» Selected extract
BEGIN

When Saddam Hussein forcibly annexed Iraq's "19th province" in 1990 - part of the former Ottoman province of Basra that had evolved under British guidance into the state of Kuwait - the world cried foul. Western countries noisily insisted that the sovereign integrity of the emirate's territory and borders was guaranteed by the UN charter.

Egged on by Margaret Thatcher, the then US president, George Bush Snr, drew his famous "line in the sand", setting in train the first Gulf war. The consequences are still being played out in Iraq today.

Less than 18 years later, these same self-appointed guardians of the international order are on the brink of turning their own argument on its head - by underwriting Kosovo's forcible secession from Serbia.

Unless something unforeseen transpires in the next 72 hours, the US, Britain and most of the EU will throw their collective weight behind the dismemberment of another smallish sovereign state.

Ironically given the Soviet legacy, it has been mostly left to Russia to protest this apparently blatant violation of the UN's territorial principle and international law. The Russian foreign minister Sergei Lavrov said:

    "Many of them [the western countries] do not understand the risks and dangers. They do not understand it would inevitably result in a chain reaction in many parts of the world. It would undermine the basics of security in Europe. It would undermine the basics of the United Nations charter."

All the same, Kosovo's unilateral declaration of independence from an outraged and spluttering Serbia is finally expected on Sunday.

It marks a moment of great peril for Europe, for the EU states are not passive spectators. Within hours of the declaration of independence, foreign ministers meeting in Brussels will order the deployment in Kosovo of up to 2,200 police officers, judges and administrators. European troops already make up the bulk of the peacekeeping force there.

As the UN bows out, Kosovo will effectively become an EU protectorate, under its costly, possibly indefinite supervision. Whether the EU countries, divided among themselves, endemically infirm of purpose, and facing many other demands on military and nation-building resources (such as Bosnia, Chad, Lebanon and Afghanistan) are equal to this task is open to question.

Despite the boldly proclaimed certainties of the moment, Kosovo is Europe's "great leap in the dark". It is the extreme expression of Blair-school interventionism.

And again echoing Thomas Hobbes, a keen student of chaos, sceptics suggest the independent existence of Kosovo, a land with few people, fewer natural resources, unbridged ethnic divisions and little visible means of support, will prove to be "solitary, poor, nasty, brutish and short".

Olli Rehn, the EU enlargement commissioner, typifies the "big picture" view in Brussels that Kosovo's separation is desirable, necessary and inevitable.

END

» Stated problem 1
From the Kosovo commentary, list the places it names in parentheses as other demands on EU military and nation-building resources.
» Stated problem 2
Answer each question from the Kosovo commentary.
(a) In what year did Saddam Hussein annex Kuwait?
(b) Up to how many police officers, judges and administrators will be deployed in Kosovo?
(c) On what day is Kosovo's declaration of independence expected?
» Stated problem 3
Resume the Kosovo commentary, starting after its final sentence.
None of the items are needed for this work.

» Extracted entries
BEGIN

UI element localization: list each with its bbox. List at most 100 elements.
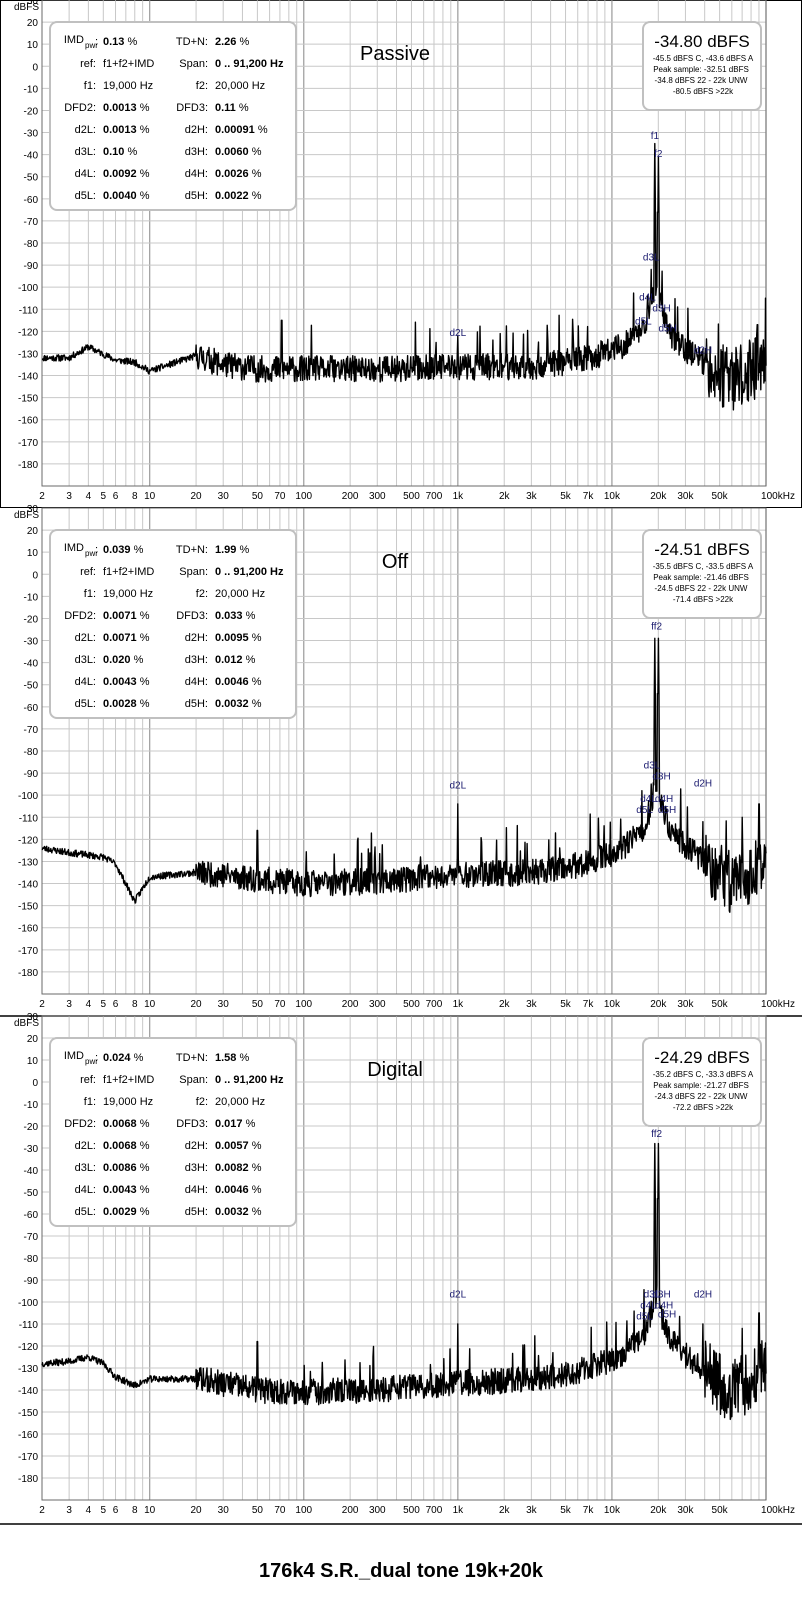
stat-label: DFD3:: [176, 1118, 208, 1130]
stat-label: d3L:: [75, 146, 96, 158]
plot-area: [41, 507, 767, 995]
figure-caption: 176k4 S.R._dual tone 19k+20k: [258, 1560, 544, 1582]
x-tick-label: 20k: [650, 1505, 667, 1516]
stat-label: d5L:: [75, 1206, 96, 1218]
stat-value: f1+f2+IMD: [103, 566, 154, 578]
y-tick-label: -70: [24, 725, 39, 736]
level-value: -24.51 dBFS: [654, 540, 749, 559]
stats-box: [49, 21, 297, 211]
level-detail: Peak sample: -21.46 dBFS: [653, 573, 749, 582]
harmonic-marker: d5H: [658, 805, 676, 816]
y-tick-label: -20: [24, 1122, 39, 1133]
x-tick-label: 3k: [526, 1505, 538, 1516]
x-tick-label: 8: [132, 999, 138, 1010]
x-tick-label: 50: [252, 1505, 264, 1516]
stat-value: 0.0026 %: [215, 168, 262, 180]
stat-label: TD+N:: [176, 1052, 208, 1064]
y-tick-label: 20: [27, 526, 39, 537]
x-tick-label: 100kHz: [761, 491, 795, 502]
stat-value: 0.0040 %: [103, 190, 150, 202]
stat-value: 19,000 Hz: [103, 1096, 153, 1108]
x-tick-label: 50: [252, 999, 264, 1010]
stat-label: Span:: [179, 1074, 208, 1086]
y-tick-label: -60: [24, 1210, 39, 1221]
stat-value: 0.0057 %: [215, 1140, 262, 1152]
stat-label: d4H:: [185, 168, 208, 180]
y-tick-label: 30: [27, 1012, 39, 1023]
y-tick-label: -110: [19, 305, 39, 316]
y-tick-label: -20: [24, 614, 39, 625]
x-tick-label: 7k: [583, 1505, 595, 1516]
harmonic-marker: d3L: [644, 1290, 661, 1301]
stat-label: TD+N:: [176, 544, 208, 556]
x-tick-label: 5: [101, 491, 107, 502]
x-tick-label: 20k: [650, 491, 667, 502]
x-tick-label: 6: [113, 999, 119, 1010]
x-tick-label: 10k: [604, 491, 621, 502]
y-tick-label: -160: [18, 924, 38, 935]
x-tick-label: 5k: [560, 999, 572, 1010]
y-tick-label: -150: [18, 1408, 38, 1419]
harmonic-marker: d5L: [636, 1312, 653, 1323]
level-detail: -24.5 dBFS 22 - 22k UNW: [655, 584, 748, 593]
x-tick-label: 700: [426, 491, 443, 502]
harmonic-marker: d5L: [636, 805, 653, 816]
y-tick-label: -60: [24, 703, 39, 714]
chart-title: Off: [382, 551, 409, 573]
level-detail: -72.2 dBFS >22k: [673, 1103, 734, 1112]
stat-value: 0.10 %: [103, 146, 137, 158]
stat-value: 0.017 %: [215, 1118, 256, 1130]
harmonic-marker: d3H: [652, 1290, 670, 1301]
stat-label: DFD2:: [64, 102, 96, 114]
y-axis-label: dBFS: [14, 510, 39, 521]
harmonic-marker: f1: [651, 131, 660, 142]
y-tick-label: -130: [18, 857, 38, 868]
stat-label: d2H:: [185, 632, 208, 644]
harmonic-marker: d4L: [639, 292, 656, 303]
stat-value: 20,000 Hz: [215, 1096, 265, 1108]
x-tick-label: 300: [369, 491, 386, 502]
x-tick-label: 3: [66, 1505, 72, 1516]
stat-value: f1+f2+IMD: [103, 1074, 154, 1086]
y-tick-label: -170: [18, 946, 38, 957]
stat-value: 0.0071 %: [103, 632, 150, 644]
chart-panel: 3020100-10-20-30-40-50-60-70-80-90-100-1…: [14, 1012, 795, 1516]
level-detail: -34.8 dBFS 22 - 22k UNW: [655, 76, 748, 85]
stat-label: d2H:: [185, 124, 208, 136]
x-tick-label: 10k: [604, 999, 621, 1010]
y-tick-label: -10: [24, 84, 39, 95]
stat-value: 0.11 %: [215, 102, 249, 114]
chart-title: Passive: [360, 43, 430, 65]
stat-label: d5H:: [185, 1206, 208, 1218]
harmonic-marker: d2L: [450, 1290, 467, 1301]
x-tick-label: 2: [39, 491, 45, 502]
y-tick-label: -130: [18, 349, 38, 360]
stat-label: f2:: [196, 80, 208, 92]
harmonic-marker: ff2: [651, 622, 662, 633]
x-tick-label: 3k: [526, 999, 538, 1010]
stat-value: 0.0060 %: [215, 146, 262, 158]
x-tick-label: 30: [218, 999, 230, 1010]
y-tick-label: -100: [18, 283, 38, 294]
x-tick-label: 50k: [712, 491, 729, 502]
stat-value: 0 .. 91,200 Hz: [215, 58, 284, 70]
x-tick-label: 10k: [604, 1505, 621, 1516]
level-box: -24.29 dBFS -35.2 dBFS C, -33.3 dBFS A Pea…: [642, 1037, 762, 1127]
x-tick-label: 30k: [677, 999, 694, 1010]
x-tick-label: 50: [252, 491, 264, 502]
harmonic-marker: d5H: [658, 1309, 676, 1320]
stat-label: Span:: [179, 58, 208, 70]
harmonic-marker: d3H: [652, 772, 670, 783]
x-tick-label: 1k: [453, 1505, 465, 1516]
y-tick-label: -40: [24, 1166, 39, 1177]
x-tick-label: 20: [191, 491, 203, 502]
stat-label: f2:: [196, 588, 208, 600]
x-tick-label: 700: [426, 999, 443, 1010]
stat-label: ref:: [80, 58, 96, 70]
stat-value: 0.0095 %: [215, 632, 262, 644]
stat-value: 0.0028 %: [103, 698, 150, 710]
stat-label: IMD: [64, 1050, 84, 1062]
y-tick-label: -50: [24, 1188, 39, 1199]
y-tick-label: -150: [18, 902, 38, 913]
y-tick-label: -130: [18, 1364, 38, 1375]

END

» Expected output 1
Bosnia, Chad, Lebanon, Afghanistan

» Expected output 2
(a) 1990
(b) Up to 2,200
(c) Sunday

» Expected output 3
"People in the Balkans face a stark choice this year: their region could either finally resolve its outstanding problems from the wars of the 1990s [such as Kosovo] or fall back into instability and extremes of nationalism," he declared last month.

But Serb politicians warn that Europe's desire to set the ghosts of the 1990s to rest is blinding it to the immediate and longer-term dangers of an enforced Kosovo settlement.

In the first instance, the Serbian prime minister, Vojislav Kostunica, is promising to reject independence as the "illegal act of terrorists ... We shall not allow such a creation to exist for a minute."

On the ground, around Mitrovica in the ethnic Serb-dominated northern portion of Kosovo, independence is likely to be greeted, or preceded, by the creation of a new, rejectionist local assembly, a campaign of civil disobedience, and possible violent resistance.

The strong likelihood is that within a day of its birth, northern Kosovo will be de facto partitioned. That is why Kostunica is urging all Serbs not to abandon their homes and to hold their ground.

Reports suggest Belgrade may urge all the province's 120,000 ethnic Serbs to withdraw from the Kosovo police force, end cooperation in other bi-communal institutions and endorse "parallel structures".

Serbia also has the power to curtail or cut telephone, internet and electricity services in Kosovo - and is threatening unspecified retaliation against countries that recognise Kosovan independence.

That may all be fixable in the months ahead. But in the longer term, the impact of Kosovo's internationally approved secession on internally divided states such as Georgia, Bosnia, Moldova and Cyprus, and even Spain or Britain, is incalculable.

So, too, are the consequences of the west's bypassing of the UN (where Russia will block Kosovo's recognition) - and the extent and severity of the entrenched security and economic challenges confronting the EU.

This is the daunting prospect that Russia's deputy prime minister, Sergei Ivanov, has likened to the "opening of Pandora's box".

It is what the Serbian labour minister, Rasim Ljajic, more grimly calls "a prelude to chaos".